YARGITAY KARARI
DAİRE : 20. Hukuk Dairesi
ESAS NO : 2008/7543
KARAR NO : 2008/11922
KARAR TARİHİ : 25.09.2008
MAHKEMESİ :Kadastro Mahkemesi
Taraflar arasındaki kadastro tespitine itiraz davasının yapılan duruşması sonunda kurulan hükmün Yargıtayca incelenmesi davacı Hazine ve müdahil Orman Yönetimi tarafından istenilmekle, süresinde olduğu anlaşılan temyiz dilekçesinin kabulüne karar verildikten sonra dosya incelendi, gereği düşünüldü:
K A R A R
Kadastro sırasında … Beldesi … Mahallesi 455 ada 12 parsel sayılı 1115 m2 yüzölçümündeki taşınmaz, bağ niteliği ile belgesizden kazandırıcı zamanaşımı zilyetliği nedeniyle davalı … adına tesbit edilmiştir. Davacı Hazine, çekişmeli taşınmazın 3402 Sayılı Yasanın 14, 16 ve 18. maddeleri gereğince özel mülkiyete konu olamayacak yerlerden olduğu, yayla ve orman inteliğinde olduğu iddiasıyla dava açmış, Orman Yönetimi, davaya müdahil olarak katılmıştır. Mahkemece, Hazinenin davasının reddine, müdahil Orman Yönetiminin davasının kısmen kabulüne, çekişmeli … Beldesi … Mahallesi 455 ada 12 sayılı parselin (B) harfli 205 m2’lik bölümünün orman niteliği ile Hazine adına, (A) harfli 910 m2’lik bölümünün ise davalı mirasçıları adına tapuya tesciline karar verilmiş, hüküm davacı Hazine ve müdahil Orman Yönetimi tarafından temyiz edilmiştir.

#### [Çıkarılan malzeme]

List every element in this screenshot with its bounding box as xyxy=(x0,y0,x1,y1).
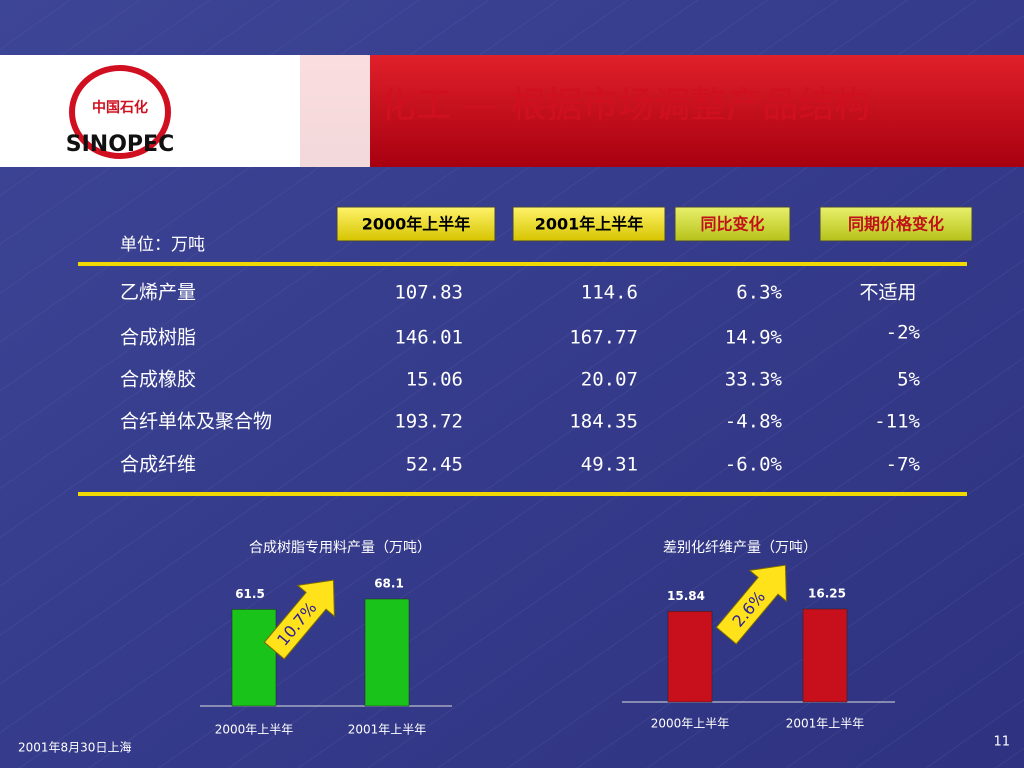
cell: -7% xyxy=(886,454,921,476)
bar xyxy=(364,598,410,707)
cell: 114.6 xyxy=(581,282,638,304)
category-label: 2000年上半年 xyxy=(215,723,294,737)
cell: 184.35 xyxy=(569,411,638,433)
unit: 单位：万吨 xyxy=(120,235,205,255)
value-label: 16.25 xyxy=(808,587,846,601)
category-label: 2001年上半年 xyxy=(348,723,427,737)
column-header-box xyxy=(819,206,973,242)
title: 化工 — 根据市场调整产品结构 xyxy=(380,85,871,126)
cell: 49.31 xyxy=(581,454,638,476)
cell: 107.83 xyxy=(394,282,463,304)
cell: -11% xyxy=(874,411,920,433)
cell: 不适用 xyxy=(859,282,916,304)
value-label: 15.84 xyxy=(667,589,705,603)
column-header-box xyxy=(336,206,496,242)
header-red xyxy=(300,55,1024,167)
value-label: 68.1 xyxy=(374,577,404,591)
logo: SINOPEC xyxy=(66,132,174,157)
logo-ring xyxy=(69,65,171,159)
logo-cn: 中国石化 xyxy=(92,99,148,116)
cell: 52.45 xyxy=(406,454,463,476)
row-label: 乙烯产量 xyxy=(120,282,196,304)
row-label: 合成纤维 xyxy=(120,454,196,476)
page-number: 11 xyxy=(993,735,1010,750)
row-label: 合成树脂 xyxy=(120,327,196,349)
cell: 33.3% xyxy=(725,369,783,391)
cell: 20.07 xyxy=(581,369,638,391)
chart-title: 合成树脂专用料产量（万吨） xyxy=(249,540,431,556)
column-header-box xyxy=(674,206,791,242)
cell: 15.06 xyxy=(406,369,463,391)
arrow-shape xyxy=(263,579,335,660)
footer-date: 2001年8月30日上海 xyxy=(18,740,131,755)
cell: -2% xyxy=(886,322,921,344)
header-fade xyxy=(170,55,370,167)
cell: -4.8% xyxy=(725,411,783,433)
row-label: 合纤单体及聚合物 xyxy=(120,411,272,433)
column-header: 2000年上半年 xyxy=(362,215,471,234)
bar xyxy=(667,611,713,703)
arrow-shape xyxy=(715,564,787,645)
cell: 146.01 xyxy=(394,327,463,349)
bar xyxy=(231,609,277,707)
cell: 6.3% xyxy=(736,282,782,304)
category-label: 2000年上半年 xyxy=(651,717,730,731)
category-label: 2001年上半年 xyxy=(786,717,865,731)
bar xyxy=(802,608,848,703)
column-header: 同比变化 xyxy=(700,215,764,234)
cell: 14.9% xyxy=(725,327,783,349)
row-label: 合成橡胶 xyxy=(120,369,196,391)
column-header: 2001年上半年 xyxy=(535,215,644,234)
column-header-box xyxy=(512,206,666,242)
cell: -6.0% xyxy=(725,454,783,476)
cell: 193.72 xyxy=(394,411,463,433)
cell: 167.77 xyxy=(569,327,638,349)
cell: 5% xyxy=(897,369,920,391)
value-label: 61.5 xyxy=(235,587,265,601)
chart-title: 差别化纤维产量（万吨） xyxy=(663,540,817,556)
column-header: 同期价格变化 xyxy=(848,215,944,234)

#### [Alıştırma yönergeleri]
A) Yargıtay kararının başlık kısmındaki alanları, her birinin karşısındaki değerle birlikte sırayla yazın.
B) Yargıtay kararına göre aşağıdaki soruları cevaplayın:
(i) Çekişmeli taşınmazın yüzölçümü kaç metrekaredir?
(ii) Mahkeme, Hazinenin davası hakkında ne karar vermiştir?
(iii) Parselin (B) harfli bölümü kaç metrekaredir ve kimin adına tesciline karar verilmiştir?
C) Yargıtay kararını iki cümleyle özetleyin.
Satırlar, metinden bağımsız ayrı bir malzemedir.

#### [Alıştırma cevapları]
A)
DAİRE: 20. Hukuk Dairesi
ESAS NO: 2008/7543
KARAR NO: 2008/11922
KARAR TARİHİ: 25.09.2008
MAHKEMESİ: Kadastro Mahkemesi

B)
(i) 1115 m2.
(ii) Davanın reddine karar vermiştir.
(iii) 205 m2'dir; orman niteliği ile Hazine adına tesciline karar verilmiştir.

C) Kadastro sırasında 455 ada 12 parsel sayılı 1115 m2'lik taşınmaz bağ niteliğiyle davalı adına tespit edilmiş, Hazine taşınmazın yayla ve orman niteliğinde olduğu iddiasıyla dava açmış, Orman Yönetimi de davaya müdahil olarak katılmıştır. Mahkeme Hazinenin davasını reddedip Orman Yönetiminin davasını kısmen kabul ederek 205 m2'lik (B) bölümünün orman niteliğiyle Hazine adına, 910 m2'lik (A) bölümünün davalı mirasçıları adına tesciline karar vermiş, hüküm Hazine ve Orman Yönetimi tarafından temyiz edilmiştir.